Items from a data source.
>>>
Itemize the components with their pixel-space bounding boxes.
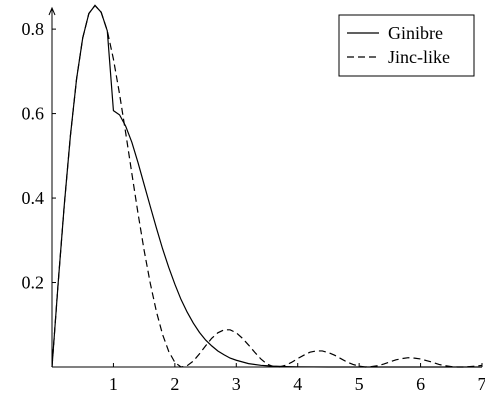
- y-tick-label: 0.6: [22, 104, 45, 124]
- legend: Ginibre Jinc-like: [338, 14, 475, 77]
- x-tick-label: 3: [232, 374, 241, 394]
- x-tick-label: 6: [416, 374, 425, 394]
- x-tick-label: 4: [293, 374, 302, 394]
- y-tick-label: 0.4: [22, 188, 45, 208]
- series-line-jinc-like: [51, 4, 483, 368]
- y-axis-arrow: [48, 6, 56, 16]
- legend-box: [338, 14, 475, 77]
- legend-label: Ginibre: [388, 23, 443, 43]
- y-tick-label: 0.8: [22, 19, 45, 39]
- plot-lines: [51, 4, 483, 368]
- legend-label: Jinc-like: [388, 47, 450, 67]
- ticks: 1 2 3 4 5 6 7 0.2 0.4 0.6 0.8: [22, 19, 485, 394]
- y-tick-label: 0.2: [22, 273, 45, 293]
- x-tick-label: 2: [170, 374, 179, 394]
- x-tick-label: 7: [478, 374, 485, 394]
- x-tick-label: 1: [109, 374, 118, 394]
- x-tick-label: 5: [355, 374, 364, 394]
<<<
PROMPT.
Edit the lines starting at "- y-tick-label: 0.6: [22, 104, 45, 124]" and ending at "- legend-box: [338, 14, 475, 77]" by changing "y-axis-arrow" to "y-axis-head" and keeping everything else the same.

ANSWER TO THE TASK.
- y-tick-label: 0.6: [22, 104, 45, 124]
- legend: Ginibre Jinc-like: [338, 14, 475, 77]
- x-tick-label: 3: [232, 374, 241, 394]
- x-tick-label: 6: [416, 374, 425, 394]
- x-tick-label: 4: [293, 374, 302, 394]
- y-tick-label: 0.4: [22, 188, 45, 208]
- series-line-jinc-like: [51, 4, 483, 368]
- y-axis-head: [48, 6, 56, 16]
- legend-box: [338, 14, 475, 77]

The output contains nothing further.